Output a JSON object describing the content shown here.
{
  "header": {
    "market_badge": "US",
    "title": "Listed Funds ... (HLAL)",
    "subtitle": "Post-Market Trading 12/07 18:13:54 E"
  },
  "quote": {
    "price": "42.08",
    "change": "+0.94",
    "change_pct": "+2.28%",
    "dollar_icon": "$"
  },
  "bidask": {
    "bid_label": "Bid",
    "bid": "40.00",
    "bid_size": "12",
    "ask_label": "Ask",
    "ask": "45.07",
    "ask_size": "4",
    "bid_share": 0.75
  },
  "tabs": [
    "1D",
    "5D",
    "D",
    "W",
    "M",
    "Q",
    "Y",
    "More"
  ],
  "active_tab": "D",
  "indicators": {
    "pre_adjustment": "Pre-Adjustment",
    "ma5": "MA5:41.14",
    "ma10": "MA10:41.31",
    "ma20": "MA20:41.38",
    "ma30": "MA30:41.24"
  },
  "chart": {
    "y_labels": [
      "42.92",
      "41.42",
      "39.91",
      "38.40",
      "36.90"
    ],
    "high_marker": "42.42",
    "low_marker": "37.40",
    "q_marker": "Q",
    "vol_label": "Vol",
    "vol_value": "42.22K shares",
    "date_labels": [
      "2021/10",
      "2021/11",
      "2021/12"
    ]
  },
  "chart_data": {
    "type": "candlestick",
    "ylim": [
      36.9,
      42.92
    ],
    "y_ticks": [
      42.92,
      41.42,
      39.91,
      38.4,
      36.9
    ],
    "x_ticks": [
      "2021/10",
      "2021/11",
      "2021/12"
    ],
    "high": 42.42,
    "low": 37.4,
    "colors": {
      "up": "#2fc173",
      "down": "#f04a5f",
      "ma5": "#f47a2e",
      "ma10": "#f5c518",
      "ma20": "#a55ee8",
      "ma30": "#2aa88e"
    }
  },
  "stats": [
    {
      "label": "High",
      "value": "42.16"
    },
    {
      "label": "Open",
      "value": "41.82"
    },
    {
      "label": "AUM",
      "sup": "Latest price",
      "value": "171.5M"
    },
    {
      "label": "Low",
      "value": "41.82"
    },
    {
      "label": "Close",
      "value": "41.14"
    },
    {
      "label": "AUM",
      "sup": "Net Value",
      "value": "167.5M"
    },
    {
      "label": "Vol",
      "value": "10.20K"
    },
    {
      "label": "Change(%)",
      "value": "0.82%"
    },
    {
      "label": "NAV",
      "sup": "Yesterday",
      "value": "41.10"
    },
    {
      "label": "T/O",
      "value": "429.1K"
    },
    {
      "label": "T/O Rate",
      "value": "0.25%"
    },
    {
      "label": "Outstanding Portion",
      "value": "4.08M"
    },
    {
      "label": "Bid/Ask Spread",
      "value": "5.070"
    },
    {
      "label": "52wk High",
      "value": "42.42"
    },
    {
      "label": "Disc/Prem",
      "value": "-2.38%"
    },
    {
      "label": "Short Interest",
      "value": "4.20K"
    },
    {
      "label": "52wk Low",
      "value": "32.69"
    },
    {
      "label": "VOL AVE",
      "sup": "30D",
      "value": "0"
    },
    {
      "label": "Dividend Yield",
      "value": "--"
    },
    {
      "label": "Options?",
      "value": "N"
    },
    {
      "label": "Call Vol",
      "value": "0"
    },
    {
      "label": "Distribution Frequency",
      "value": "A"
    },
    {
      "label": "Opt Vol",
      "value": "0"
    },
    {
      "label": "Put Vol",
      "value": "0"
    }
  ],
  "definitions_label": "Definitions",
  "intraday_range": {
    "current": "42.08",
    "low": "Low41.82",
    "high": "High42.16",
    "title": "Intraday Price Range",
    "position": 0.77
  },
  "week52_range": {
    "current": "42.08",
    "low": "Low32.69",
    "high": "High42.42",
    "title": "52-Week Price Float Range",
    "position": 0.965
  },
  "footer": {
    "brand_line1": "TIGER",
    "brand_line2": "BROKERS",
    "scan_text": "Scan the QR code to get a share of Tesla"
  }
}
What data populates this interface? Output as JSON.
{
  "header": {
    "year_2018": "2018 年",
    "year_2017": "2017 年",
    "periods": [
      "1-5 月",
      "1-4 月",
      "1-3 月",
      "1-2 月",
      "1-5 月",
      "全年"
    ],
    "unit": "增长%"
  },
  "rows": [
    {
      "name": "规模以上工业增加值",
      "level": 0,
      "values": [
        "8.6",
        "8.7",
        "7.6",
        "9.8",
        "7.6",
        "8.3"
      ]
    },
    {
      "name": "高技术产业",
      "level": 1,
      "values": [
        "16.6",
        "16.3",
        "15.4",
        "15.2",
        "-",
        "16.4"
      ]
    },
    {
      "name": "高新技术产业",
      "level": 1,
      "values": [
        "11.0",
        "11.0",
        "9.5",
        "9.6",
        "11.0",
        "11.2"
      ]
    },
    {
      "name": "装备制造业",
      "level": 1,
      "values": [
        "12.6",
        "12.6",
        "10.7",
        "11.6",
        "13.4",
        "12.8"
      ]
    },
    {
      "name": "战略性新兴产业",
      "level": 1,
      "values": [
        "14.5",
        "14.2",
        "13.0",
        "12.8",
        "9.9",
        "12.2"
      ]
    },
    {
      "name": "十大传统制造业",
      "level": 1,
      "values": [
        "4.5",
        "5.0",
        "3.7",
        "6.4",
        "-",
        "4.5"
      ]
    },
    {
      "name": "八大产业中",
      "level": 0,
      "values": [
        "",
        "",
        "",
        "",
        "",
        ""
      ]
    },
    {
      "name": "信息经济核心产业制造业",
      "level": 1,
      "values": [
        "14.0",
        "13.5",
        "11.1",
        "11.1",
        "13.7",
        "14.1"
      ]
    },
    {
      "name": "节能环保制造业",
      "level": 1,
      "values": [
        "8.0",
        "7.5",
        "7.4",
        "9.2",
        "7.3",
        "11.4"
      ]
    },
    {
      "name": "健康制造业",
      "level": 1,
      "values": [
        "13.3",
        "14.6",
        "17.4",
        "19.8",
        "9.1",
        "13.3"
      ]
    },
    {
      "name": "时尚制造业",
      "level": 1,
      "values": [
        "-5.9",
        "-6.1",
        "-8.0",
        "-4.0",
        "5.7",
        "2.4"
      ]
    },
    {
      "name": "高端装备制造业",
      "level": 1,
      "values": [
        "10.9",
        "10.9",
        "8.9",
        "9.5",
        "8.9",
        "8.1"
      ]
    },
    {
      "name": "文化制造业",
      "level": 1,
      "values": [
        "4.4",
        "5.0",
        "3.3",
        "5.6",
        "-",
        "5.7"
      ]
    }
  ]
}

#####

▶ **EXERCISE DIRECTIONS**
Determine how many lines in the data above contain the string "Output". Give nothing except the number.

▶ **REPLY TO THE EXERCISE**
2